◆ **Task directions**
Retype the data below without altering anything.

* begin *

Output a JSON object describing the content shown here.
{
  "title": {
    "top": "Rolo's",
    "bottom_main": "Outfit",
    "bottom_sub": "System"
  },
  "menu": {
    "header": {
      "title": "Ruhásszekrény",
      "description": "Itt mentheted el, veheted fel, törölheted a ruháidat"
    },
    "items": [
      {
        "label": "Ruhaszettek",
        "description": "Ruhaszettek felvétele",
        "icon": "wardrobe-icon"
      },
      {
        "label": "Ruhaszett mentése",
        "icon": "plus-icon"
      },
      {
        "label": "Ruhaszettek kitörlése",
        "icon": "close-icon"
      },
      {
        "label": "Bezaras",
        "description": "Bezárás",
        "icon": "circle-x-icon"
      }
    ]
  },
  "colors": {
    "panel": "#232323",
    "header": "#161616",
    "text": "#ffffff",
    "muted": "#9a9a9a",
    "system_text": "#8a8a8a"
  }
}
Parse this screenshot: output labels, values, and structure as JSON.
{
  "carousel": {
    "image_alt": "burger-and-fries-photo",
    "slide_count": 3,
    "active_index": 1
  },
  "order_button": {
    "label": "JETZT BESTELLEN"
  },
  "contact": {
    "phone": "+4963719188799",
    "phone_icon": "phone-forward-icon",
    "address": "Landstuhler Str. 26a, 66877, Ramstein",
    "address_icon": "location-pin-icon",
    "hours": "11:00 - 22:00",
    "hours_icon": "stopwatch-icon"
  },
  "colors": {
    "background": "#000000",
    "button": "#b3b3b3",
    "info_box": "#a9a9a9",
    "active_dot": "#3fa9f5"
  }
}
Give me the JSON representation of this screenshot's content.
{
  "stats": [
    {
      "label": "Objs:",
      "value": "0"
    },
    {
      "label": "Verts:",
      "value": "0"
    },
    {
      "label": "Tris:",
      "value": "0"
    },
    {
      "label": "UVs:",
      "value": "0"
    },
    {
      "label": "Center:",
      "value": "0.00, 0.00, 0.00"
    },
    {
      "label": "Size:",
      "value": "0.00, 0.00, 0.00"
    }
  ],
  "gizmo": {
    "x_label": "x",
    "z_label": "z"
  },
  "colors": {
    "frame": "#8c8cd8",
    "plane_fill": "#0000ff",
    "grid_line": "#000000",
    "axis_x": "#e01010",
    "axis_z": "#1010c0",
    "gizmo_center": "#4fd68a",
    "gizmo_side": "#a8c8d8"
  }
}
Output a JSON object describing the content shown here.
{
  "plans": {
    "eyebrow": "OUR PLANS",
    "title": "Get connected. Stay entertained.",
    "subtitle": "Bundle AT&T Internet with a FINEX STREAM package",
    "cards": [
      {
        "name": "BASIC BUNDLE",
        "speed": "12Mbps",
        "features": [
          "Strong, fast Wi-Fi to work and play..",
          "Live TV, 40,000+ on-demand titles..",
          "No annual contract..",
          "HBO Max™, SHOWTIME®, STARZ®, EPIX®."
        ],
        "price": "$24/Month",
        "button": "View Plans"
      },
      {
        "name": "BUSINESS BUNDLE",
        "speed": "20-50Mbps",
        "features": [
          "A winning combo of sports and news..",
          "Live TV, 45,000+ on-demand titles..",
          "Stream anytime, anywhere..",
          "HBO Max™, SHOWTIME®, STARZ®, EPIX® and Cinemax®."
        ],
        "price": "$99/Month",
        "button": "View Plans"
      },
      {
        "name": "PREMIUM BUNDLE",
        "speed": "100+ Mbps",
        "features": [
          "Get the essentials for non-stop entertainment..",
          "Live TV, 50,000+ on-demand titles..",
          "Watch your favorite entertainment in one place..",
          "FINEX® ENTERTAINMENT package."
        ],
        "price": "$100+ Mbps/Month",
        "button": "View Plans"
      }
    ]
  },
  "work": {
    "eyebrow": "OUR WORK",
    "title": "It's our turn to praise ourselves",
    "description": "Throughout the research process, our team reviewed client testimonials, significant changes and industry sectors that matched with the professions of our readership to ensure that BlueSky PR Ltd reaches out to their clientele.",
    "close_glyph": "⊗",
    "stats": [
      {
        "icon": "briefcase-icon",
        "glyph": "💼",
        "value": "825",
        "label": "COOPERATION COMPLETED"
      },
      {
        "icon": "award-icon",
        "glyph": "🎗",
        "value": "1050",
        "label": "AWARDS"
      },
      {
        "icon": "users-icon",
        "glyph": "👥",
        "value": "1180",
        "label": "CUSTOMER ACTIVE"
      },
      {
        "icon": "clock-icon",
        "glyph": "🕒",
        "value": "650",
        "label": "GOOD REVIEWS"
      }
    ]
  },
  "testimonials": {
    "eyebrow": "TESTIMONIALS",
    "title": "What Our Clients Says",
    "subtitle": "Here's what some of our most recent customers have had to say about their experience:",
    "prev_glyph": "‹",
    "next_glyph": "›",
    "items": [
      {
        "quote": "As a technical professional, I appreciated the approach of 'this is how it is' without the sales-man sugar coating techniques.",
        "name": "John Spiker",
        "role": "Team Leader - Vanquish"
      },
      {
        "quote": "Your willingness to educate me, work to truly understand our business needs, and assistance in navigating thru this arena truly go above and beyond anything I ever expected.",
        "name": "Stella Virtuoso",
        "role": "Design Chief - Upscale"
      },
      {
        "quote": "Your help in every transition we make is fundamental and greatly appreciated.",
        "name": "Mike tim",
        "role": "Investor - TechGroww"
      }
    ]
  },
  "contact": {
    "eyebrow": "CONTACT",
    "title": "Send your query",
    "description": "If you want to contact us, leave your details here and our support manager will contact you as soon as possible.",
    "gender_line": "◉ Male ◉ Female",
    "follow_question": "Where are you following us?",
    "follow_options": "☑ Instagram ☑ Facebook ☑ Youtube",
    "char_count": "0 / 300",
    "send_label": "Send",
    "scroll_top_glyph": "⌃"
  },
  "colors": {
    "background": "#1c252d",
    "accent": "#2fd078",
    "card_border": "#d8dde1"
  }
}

* end *

◆ **Exercise result**
Output a JSON object describing the content shown here.
{
  "title": {
    "top": "Rolo's",
    "bottom_main": "Outfit",
    "bottom_sub": "System"
  },
  "menu": {
    "header": {
      "title": "Ruhásszekrény",
      "description": "Itt mentheted el, veheted fel, törölheted a ruháidat"
    },
    "items": [
      {
        "label": "Ruhaszettek",
        "description": "Ruhaszettek felvétele",
        "icon": "wardrobe-icon"
      },
      {
        "label": "Ruhaszett mentése",
        "icon": "plus-icon"
      },
      {
        "label": "Ruhaszettek kitörlése",
        "icon": "close-icon"
      },
      {
        "label": "Bezaras",
        "description": "Bezárás",
        "icon": "circle-x-icon"
      }
    ]
  },
  "colors": {
    "panel": "#232323",
    "header": "#161616",
    "text": "#ffffff",
    "muted": "#9a9a9a",
    "system_text": "#8a8a8a"
  }
}
Parse this screenshot: output labels, values, and structure as JSON.
{
  "carousel": {
    "image_alt": "burger-and-fries-photo",
    "slide_count": 3,
    "active_index": 1
  },
  "order_button": {
    "label": "JETZT BESTELLEN"
  },
  "contact": {
    "phone": "+4963719188799",
    "phone_icon": "phone-forward-icon",
    "address": "Landstuhler Str. 26a, 66877, Ramstein",
    "address_icon": "location-pin-icon",
    "hours": "11:00 - 22:00",
    "hours_icon": "stopwatch-icon"
  },
  "colors": {
    "background": "#000000",
    "button": "#b3b3b3",
    "info_box": "#a9a9a9",
    "active_dot": "#3fa9f5"
  }
}
Give me the JSON representation of this screenshot's content.
{
  "stats": [
    {
      "label": "Objs:",
      "value": "0"
    },
    {
      "label": "Verts:",
      "value": "0"
    },
    {
      "label": "Tris:",
      "value": "0"
    },
    {
      "label": "UVs:",
      "value": "0"
    },
    {
      "label": "Center:",
      "value": "0.00, 0.00, 0.00"
    },
    {
      "label": "Size:",
      "value": "0.00, 0.00, 0.00"
    }
  ],
  "gizmo": {
    "x_label": "x",
    "z_label": "z"
  },
  "colors": {
    "frame": "#8c8cd8",
    "plane_fill": "#0000ff",
    "grid_line": "#000000",
    "axis_x": "#e01010",
    "axis_z": "#1010c0",
    "gizmo_center": "#4fd68a",
    "gizmo_side": "#a8c8d8"
  }
}
Output a JSON object describing the content shown here.
{
  "plans": {
    "eyebrow": "OUR PLANS",
    "title": "Get connected. Stay entertained.",
    "subtitle": "Bundle AT&T Internet with a FINEX STREAM package",
    "cards": [
      {
        "name": "BASIC BUNDLE",
        "speed": "12Mbps",
        "features": [
          "Strong, fast Wi-Fi to work and play..",
          "Live TV, 40,000+ on-demand titles..",
          "No annual contract..",
          "HBO Max™, SHOWTIME®, STARZ®, EPIX®."
        ],
        "price": "$24/Month",
        "button": "View Plans"
      },
      {
        "name": "BUSINESS BUNDLE",
        "speed": "20-50Mbps",
        "features": [
          "A winning combo of sports and news..",
          "Live TV, 45,000+ on-demand titles..",
          "Stream anytime, anywhere..",
          "HBO Max™, SHOWTIME®, STARZ®, EPIX® and Cinemax®."
        ],
        "price": "$99/Month",
        "button": "View Plans"
      },
      {
        "name": "PREMIUM BUNDLE",
        "speed": "100+ Mbps",
        "features": [
          "Get the essentials for non-stop entertainment..",
          "Live TV, 50,000+ on-demand titles..",
          "Watch your favorite entertainment in one place..",
          "FINEX® ENTERTAINMENT package."
        ],
        "price": "$100+ Mbps/Month",
        "button": "View Plans"
      }
    ]
  },
  "work": {
    "eyebrow": "OUR WORK",
    "title": "It's our turn to praise ourselves",
    "description": "Throughout the research process, our team reviewed client testimonials, significant changes and industry sectors that matched with the professions of our readership to ensure that BlueSky PR Ltd reaches out to their clientele.",
    "close_glyph": "⊗",
    "stats": [
      {
        "icon": "briefcase-icon",
        "glyph": "💼",
        "value": "825",
        "label": "COOPERATION COMPLETED"
      },
      {
        "icon": "award-icon",
        "glyph": "🎗",
        "value": "1050",
        "label": "AWARDS"
      },
      {
        "icon": "users-icon",
        "glyph": "👥",
        "value": "1180",
        "label": "CUSTOMER ACTIVE"
      },
      {
        "icon": "clock-icon",
        "glyph": "🕒",
        "value": "650",
        "label": "GOOD REVIEWS"
      }
    ]
  },
  "testimonials": {
    "eyebrow": "TESTIMONIALS",
    "title": "What Our Clients Says",
    "subtitle": "Here's what some of our most recent customers have had to say about their experience:",
    "prev_glyph": "‹",
    "next_glyph": "›",
    "items": [
      {
        "quote": "As a technical professional, I appreciated the approach of 'this is how it is' without the sales-man sugar coating techniques.",
        "name": "John Spiker",
        "role": "Team Leader - Vanquish"
      },
      {
        "quote": "Your willingness to educate me, work to truly understand our business needs, and assistance in navigating thru this arena truly go above and beyond anything I ever expected.",
        "name": "Stella Virtuoso",
        "role": "Design Chief - Upscale"
      },
      {
        "quote": "Your help in every transition we make is fundamental and greatly appreciated.",
        "name": "Mike tim",
        "role": "Investor - TechGroww"
      }
    ]
  },
  "contact": {
    "eyebrow": "CONTACT",
    "title": "Send your query",
    "description": "If you want to contact us, leave your details here and our support manager will contact you as soon as possible.",
    "gender_line": "◉ Male ◉ Female",
    "follow_question": "Where are you following us?",
    "follow_options": "☑ Instagram ☑ Facebook ☑ Youtube",
    "char_count": "0 / 300",
    "send_label": "Send",
    "scroll_top_glyph": "⌃"
  },
  "colors": {
    "background": "#1c252d",
    "accent": "#2fd078",
    "card_border": "#d8dde1"
  }
}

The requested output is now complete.